* **Written problem**
Please return every line in the records below, reproducing each one verbatim.

(Saved entries)
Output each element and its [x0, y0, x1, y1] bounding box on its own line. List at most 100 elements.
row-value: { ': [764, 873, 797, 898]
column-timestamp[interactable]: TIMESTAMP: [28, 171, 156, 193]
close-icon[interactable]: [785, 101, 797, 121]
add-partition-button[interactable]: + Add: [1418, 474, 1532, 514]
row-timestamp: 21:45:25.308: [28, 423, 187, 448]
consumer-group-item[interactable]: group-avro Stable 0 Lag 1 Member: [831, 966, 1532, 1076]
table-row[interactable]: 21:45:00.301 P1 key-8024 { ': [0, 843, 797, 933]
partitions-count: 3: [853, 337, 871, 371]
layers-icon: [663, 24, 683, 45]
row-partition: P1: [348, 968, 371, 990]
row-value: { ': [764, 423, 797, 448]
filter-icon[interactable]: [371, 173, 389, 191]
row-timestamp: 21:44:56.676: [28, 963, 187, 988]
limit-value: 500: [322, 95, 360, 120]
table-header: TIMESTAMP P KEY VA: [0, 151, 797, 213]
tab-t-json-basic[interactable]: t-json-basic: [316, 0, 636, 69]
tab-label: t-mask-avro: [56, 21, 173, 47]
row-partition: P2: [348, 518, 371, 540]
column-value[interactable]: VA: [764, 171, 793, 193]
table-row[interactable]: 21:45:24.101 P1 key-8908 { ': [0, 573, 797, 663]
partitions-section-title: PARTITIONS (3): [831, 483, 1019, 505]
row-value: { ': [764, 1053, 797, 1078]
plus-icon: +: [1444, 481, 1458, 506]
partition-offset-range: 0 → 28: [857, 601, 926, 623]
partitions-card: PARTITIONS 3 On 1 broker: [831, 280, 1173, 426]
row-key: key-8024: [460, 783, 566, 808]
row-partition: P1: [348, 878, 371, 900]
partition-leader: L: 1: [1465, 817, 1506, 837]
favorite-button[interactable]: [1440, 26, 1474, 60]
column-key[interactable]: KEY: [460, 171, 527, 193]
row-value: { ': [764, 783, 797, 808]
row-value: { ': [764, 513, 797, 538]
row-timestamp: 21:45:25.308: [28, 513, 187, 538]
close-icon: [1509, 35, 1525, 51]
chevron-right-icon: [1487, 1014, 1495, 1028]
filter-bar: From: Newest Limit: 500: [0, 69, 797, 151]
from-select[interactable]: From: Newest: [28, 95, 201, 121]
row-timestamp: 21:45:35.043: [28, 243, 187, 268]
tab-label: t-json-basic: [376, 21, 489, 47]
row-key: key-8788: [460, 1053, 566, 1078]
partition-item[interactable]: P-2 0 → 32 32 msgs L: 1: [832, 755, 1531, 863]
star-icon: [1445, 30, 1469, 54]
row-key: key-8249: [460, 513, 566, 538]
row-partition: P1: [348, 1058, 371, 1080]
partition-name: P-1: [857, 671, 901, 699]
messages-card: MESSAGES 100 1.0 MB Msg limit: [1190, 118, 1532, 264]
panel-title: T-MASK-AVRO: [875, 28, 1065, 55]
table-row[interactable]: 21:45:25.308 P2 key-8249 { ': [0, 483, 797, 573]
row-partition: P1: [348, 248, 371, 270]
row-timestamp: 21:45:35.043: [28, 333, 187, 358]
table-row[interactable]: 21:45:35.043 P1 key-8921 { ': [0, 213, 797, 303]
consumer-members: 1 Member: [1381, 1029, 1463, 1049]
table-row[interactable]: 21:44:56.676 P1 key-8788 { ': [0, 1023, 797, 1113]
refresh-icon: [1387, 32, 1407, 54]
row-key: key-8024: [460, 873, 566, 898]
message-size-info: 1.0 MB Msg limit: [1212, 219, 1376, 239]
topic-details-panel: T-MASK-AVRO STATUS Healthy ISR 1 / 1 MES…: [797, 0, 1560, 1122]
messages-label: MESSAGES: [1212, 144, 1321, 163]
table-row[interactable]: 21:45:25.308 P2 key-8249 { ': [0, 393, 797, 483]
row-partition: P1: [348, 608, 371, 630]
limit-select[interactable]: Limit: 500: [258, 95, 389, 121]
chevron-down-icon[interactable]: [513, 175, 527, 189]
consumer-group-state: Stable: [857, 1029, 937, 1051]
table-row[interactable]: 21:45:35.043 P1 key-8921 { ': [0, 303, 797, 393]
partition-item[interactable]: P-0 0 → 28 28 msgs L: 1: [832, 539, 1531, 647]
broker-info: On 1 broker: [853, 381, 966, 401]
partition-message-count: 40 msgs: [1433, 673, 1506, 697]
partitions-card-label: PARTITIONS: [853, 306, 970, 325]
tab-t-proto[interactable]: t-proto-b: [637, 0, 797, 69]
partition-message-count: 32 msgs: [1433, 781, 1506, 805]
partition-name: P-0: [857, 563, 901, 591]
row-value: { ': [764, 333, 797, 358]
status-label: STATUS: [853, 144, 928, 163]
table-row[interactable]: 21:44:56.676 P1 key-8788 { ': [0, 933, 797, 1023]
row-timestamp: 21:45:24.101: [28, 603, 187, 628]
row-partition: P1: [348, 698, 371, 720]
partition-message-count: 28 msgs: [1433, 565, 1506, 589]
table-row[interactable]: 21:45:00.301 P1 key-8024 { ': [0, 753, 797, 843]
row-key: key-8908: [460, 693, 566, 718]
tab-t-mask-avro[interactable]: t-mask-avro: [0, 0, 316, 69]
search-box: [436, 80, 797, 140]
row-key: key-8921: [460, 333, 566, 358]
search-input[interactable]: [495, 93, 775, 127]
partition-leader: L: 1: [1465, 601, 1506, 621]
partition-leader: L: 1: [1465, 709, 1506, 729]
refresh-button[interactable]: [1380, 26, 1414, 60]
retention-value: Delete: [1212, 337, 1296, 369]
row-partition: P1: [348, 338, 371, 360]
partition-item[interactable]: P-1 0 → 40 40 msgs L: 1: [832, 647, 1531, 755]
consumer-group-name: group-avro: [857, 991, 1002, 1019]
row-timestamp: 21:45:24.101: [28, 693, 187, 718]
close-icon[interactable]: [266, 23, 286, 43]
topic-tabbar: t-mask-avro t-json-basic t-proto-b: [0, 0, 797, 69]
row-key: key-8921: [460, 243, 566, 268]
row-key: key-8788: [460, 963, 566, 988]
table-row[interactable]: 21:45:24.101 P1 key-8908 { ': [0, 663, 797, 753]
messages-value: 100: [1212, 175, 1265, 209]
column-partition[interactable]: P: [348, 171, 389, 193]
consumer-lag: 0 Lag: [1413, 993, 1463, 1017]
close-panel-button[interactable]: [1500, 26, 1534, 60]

* **Result**
Output each element and its [x0, y0, x1, y1] bounding box on its own line. List at most 100 elements.
row-value: { ': [764, 873, 797, 898]
column-timestamp[interactable]: TIMESTAMP: [28, 171, 156, 193]
close-icon[interactable]: [785, 101, 797, 121]
add-partition-button[interactable]: + Add: [1418, 474, 1532, 514]
row-timestamp: 21:45:25.308: [28, 423, 187, 448]
consumer-group-item[interactable]: group-avro Stable 0 Lag 1 Member: [831, 966, 1532, 1076]
table-row[interactable]: 21:45:00.301 P1 key-8024 { ': [0, 843, 797, 933]
partitions-count: 3: [853, 337, 871, 371]
layers-icon: [663, 24, 683, 45]
row-partition: P1: [348, 968, 371, 990]
row-value: { ': [764, 423, 797, 448]
filter-icon[interactable]: [371, 173, 389, 191]
row-timestamp: 21:44:56.676: [28, 963, 187, 988]
limit-value: 500: [322, 95, 360, 120]
table-header: TIMESTAMP P KEY VA: [0, 151, 797, 213]
tab-t-json-basic[interactable]: t-json-basic: [316, 0, 636, 69]
tab-label: t-mask-avro: [56, 21, 173, 47]
row-partition: P2: [348, 518, 371, 540]
column-value[interactable]: VA: [764, 171, 793, 193]
table-row[interactable]: 21:45:24.101 P1 key-8908 { ': [0, 573, 797, 663]
partitions-section-title: PARTITIONS (3): [831, 483, 1019, 505]
row-value: { ': [764, 1053, 797, 1078]
plus-icon: +: [1444, 481, 1458, 506]
partition-offset-range: 0 → 28: [857, 601, 926, 623]
partitions-card: PARTITIONS 3 On 1 broker: [831, 280, 1173, 426]
row-key: key-8024: [460, 783, 566, 808]
row-partition: P1: [348, 878, 371, 900]
partition-leader: L: 1: [1465, 817, 1506, 837]
favorite-button[interactable]: [1440, 26, 1474, 60]
column-key[interactable]: KEY: [460, 171, 527, 193]
row-value: { ': [764, 783, 797, 808]
row-value: { ': [764, 513, 797, 538]
row-timestamp: 21:45:25.308: [28, 513, 187, 538]
close-icon: [1509, 35, 1525, 51]
chevron-right-icon: [1487, 1014, 1495, 1028]
filter-bar: From: Newest Limit: 500: [0, 69, 797, 151]
from-select[interactable]: From: Newest: [28, 95, 201, 121]
row-timestamp: 21:45:35.043: [28, 243, 187, 268]
tab-label: t-json-basic: [376, 21, 489, 47]
row-key: key-8788: [460, 1053, 566, 1078]
partition-item[interactable]: P-2 0 → 32 32 msgs L: 1: [832, 755, 1531, 863]
star-icon: [1445, 30, 1469, 54]
row-key: key-8249: [460, 513, 566, 538]
row-partition: P1: [348, 1058, 371, 1080]
partition-name: P-1: [857, 671, 901, 699]
messages-card: MESSAGES 100 1.0 MB Msg limit: [1190, 118, 1532, 264]
panel-title: T-MASK-AVRO: [875, 28, 1065, 55]
table-row[interactable]: 21:45:25.308 P2 key-8249 { ': [0, 483, 797, 573]
row-partition: P1: [348, 248, 371, 270]
row-timestamp: 21:45:35.043: [28, 333, 187, 358]
table-row[interactable]: 21:45:35.043 P1 key-8921 { ': [0, 213, 797, 303]
consumer-members: 1 Member: [1381, 1029, 1463, 1049]
table-row[interactable]: 21:44:56.676 P1 key-8788 { ': [0, 1023, 797, 1113]
refresh-icon: [1387, 32, 1407, 54]
row-key: key-8024: [460, 873, 566, 898]
message-size-info: 1.0 MB Msg limit: [1212, 219, 1376, 239]
topic-details-panel: T-MASK-AVRO STATUS Healthy ISR 1 / 1 MES…: [797, 0, 1560, 1122]
messages-label: MESSAGES: [1212, 144, 1321, 163]
table-row[interactable]: 21:45:25.308 P2 key-8249 { ': [0, 393, 797, 483]
row-partition: P1: [348, 608, 371, 630]
limit-select[interactable]: Limit: 500: [258, 95, 389, 121]
chevron-down-icon[interactable]: [513, 175, 527, 189]
consumer-group-state: Stable: [857, 1029, 937, 1051]
table-row[interactable]: 21:45:35.043 P1 key-8921 { ': [0, 303, 797, 393]
partition-item[interactable]: P-0 0 → 28 28 msgs L: 1: [832, 539, 1531, 647]
broker-info: On 1 broker: [853, 381, 966, 401]
partition-message-count: 40 msgs: [1433, 673, 1506, 697]
partitions-card-label: PARTITIONS: [853, 306, 970, 325]
tab-t-proto[interactable]: t-proto-b: [637, 0, 797, 69]
partition-message-count: 32 msgs: [1433, 781, 1506, 805]
partition-name: P-0: [857, 563, 901, 591]
row-value: { ': [764, 333, 797, 358]
status-label: STATUS: [853, 144, 928, 163]
table-row[interactable]: 21:44:56.676 P1 key-8788 { ': [0, 933, 797, 1023]
row-timestamp: 21:45:24.101: [28, 603, 187, 628]
row-partition: P1: [348, 698, 371, 720]
partition-message-count: 28 msgs: [1433, 565, 1506, 589]
table-row[interactable]: 21:45:00.301 P1 key-8024 { ': [0, 753, 797, 843]
row-key: key-8908: [460, 693, 566, 718]
tab-t-mask-avro[interactable]: t-mask-avro: [0, 0, 316, 69]
search-box: [436, 80, 797, 140]
row-key: key-8921: [460, 333, 566, 358]
search-input[interactable]: [495, 93, 775, 127]
partition-leader: L: 1: [1465, 601, 1506, 621]
partition-leader: L: 1: [1465, 709, 1506, 729]
refresh-button[interactable]: [1380, 26, 1414, 60]
retention-value: Delete: [1212, 337, 1296, 369]
row-partition: P1: [348, 338, 371, 360]
partition-item[interactable]: P-1 0 → 40 40 msgs L: 1: [832, 647, 1531, 755]
consumer-group-name: group-avro: [857, 991, 1002, 1019]
row-timestamp: 21:45:24.101: [28, 693, 187, 718]
close-icon[interactable]: [266, 23, 286, 43]
topic-tabbar: t-mask-avro t-json-basic t-proto-b: [0, 0, 797, 69]
row-key: key-8921: [460, 243, 566, 268]
row-key: key-8788: [460, 963, 566, 988]
table-row[interactable]: 21:45:24.101 P1 key-8908 { ': [0, 663, 797, 753]
messages-value: 100: [1212, 175, 1265, 209]
column-partition[interactable]: P: [348, 171, 389, 193]
consumer-lag: 0 Lag: [1413, 993, 1463, 1017]
close-panel-button[interactable]: [1500, 26, 1534, 60]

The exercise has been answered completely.